What to do: Look through the material below. Copy every line with the string "this" in it.

Extracted records:

====================

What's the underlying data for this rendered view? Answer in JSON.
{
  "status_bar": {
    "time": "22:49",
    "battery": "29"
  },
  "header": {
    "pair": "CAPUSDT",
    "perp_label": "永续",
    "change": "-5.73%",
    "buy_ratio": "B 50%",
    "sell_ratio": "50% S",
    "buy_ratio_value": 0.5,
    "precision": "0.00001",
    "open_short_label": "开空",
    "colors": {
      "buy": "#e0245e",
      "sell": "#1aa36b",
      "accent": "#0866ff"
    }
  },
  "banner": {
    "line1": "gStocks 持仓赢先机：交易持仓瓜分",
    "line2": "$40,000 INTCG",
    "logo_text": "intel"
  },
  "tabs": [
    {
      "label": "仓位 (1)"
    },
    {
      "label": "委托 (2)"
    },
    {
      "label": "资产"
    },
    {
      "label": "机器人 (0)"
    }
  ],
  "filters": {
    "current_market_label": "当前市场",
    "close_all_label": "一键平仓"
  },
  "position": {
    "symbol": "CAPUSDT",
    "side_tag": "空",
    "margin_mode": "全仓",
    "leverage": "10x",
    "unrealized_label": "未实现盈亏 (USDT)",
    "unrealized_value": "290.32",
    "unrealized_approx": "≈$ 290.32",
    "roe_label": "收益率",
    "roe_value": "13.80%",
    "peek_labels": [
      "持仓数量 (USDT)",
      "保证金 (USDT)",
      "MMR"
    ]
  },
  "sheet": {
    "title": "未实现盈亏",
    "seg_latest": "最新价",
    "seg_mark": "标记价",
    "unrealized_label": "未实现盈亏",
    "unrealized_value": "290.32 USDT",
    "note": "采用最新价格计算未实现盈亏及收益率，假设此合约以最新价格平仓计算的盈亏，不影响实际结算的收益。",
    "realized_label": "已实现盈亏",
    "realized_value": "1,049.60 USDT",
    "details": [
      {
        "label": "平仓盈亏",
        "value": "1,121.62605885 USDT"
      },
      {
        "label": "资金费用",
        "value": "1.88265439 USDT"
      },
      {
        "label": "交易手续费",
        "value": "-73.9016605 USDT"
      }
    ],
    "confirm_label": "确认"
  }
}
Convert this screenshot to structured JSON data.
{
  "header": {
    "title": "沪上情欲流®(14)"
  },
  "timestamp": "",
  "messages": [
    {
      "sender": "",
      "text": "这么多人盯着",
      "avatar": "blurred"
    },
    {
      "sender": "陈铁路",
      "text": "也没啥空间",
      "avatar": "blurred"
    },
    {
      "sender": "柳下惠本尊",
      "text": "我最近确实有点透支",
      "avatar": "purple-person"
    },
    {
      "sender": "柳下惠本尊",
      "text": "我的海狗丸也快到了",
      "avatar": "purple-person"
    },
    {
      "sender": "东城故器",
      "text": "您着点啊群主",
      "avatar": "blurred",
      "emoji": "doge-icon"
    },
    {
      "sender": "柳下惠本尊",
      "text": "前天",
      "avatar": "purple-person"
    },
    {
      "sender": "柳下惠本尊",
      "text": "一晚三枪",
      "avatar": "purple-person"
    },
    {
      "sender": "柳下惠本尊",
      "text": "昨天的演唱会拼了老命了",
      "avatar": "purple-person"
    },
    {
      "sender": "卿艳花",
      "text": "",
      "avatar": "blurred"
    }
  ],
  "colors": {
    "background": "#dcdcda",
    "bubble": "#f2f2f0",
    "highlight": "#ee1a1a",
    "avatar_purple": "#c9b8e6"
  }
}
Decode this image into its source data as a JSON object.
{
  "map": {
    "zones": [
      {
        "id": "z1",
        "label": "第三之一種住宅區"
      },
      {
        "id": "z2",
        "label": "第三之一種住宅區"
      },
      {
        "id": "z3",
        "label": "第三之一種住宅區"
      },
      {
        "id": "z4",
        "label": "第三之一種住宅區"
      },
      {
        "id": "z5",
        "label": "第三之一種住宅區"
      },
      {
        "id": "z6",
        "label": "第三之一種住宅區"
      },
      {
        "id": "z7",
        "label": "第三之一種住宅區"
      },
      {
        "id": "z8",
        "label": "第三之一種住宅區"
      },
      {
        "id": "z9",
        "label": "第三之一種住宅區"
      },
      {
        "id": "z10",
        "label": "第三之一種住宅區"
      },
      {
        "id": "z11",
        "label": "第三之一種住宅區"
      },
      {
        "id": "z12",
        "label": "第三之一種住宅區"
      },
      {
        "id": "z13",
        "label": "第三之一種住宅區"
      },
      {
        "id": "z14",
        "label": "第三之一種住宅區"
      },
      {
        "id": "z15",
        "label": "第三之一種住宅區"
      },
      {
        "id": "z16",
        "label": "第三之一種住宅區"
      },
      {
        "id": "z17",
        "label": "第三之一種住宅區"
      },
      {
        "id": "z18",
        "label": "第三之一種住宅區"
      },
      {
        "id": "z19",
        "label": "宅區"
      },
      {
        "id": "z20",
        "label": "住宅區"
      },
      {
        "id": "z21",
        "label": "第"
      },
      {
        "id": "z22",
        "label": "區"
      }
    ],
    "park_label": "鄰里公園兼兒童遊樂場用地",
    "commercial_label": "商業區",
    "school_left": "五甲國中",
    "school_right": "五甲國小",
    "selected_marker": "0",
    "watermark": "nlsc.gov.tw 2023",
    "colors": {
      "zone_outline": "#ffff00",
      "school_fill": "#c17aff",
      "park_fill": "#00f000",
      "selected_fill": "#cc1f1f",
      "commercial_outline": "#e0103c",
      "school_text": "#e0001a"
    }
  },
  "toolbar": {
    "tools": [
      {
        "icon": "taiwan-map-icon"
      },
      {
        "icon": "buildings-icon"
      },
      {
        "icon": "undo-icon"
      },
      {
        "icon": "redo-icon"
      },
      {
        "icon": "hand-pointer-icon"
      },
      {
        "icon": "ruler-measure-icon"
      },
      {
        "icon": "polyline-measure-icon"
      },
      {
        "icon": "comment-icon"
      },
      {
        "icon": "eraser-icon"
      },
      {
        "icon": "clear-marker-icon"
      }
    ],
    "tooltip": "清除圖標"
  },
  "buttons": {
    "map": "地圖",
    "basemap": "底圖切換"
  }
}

====================

Written solution:
What's the underlying data for this rendered view? Answer in JSON.
Convert this screenshot to structured JSON data.
Decode this image into its source data as a JSON object.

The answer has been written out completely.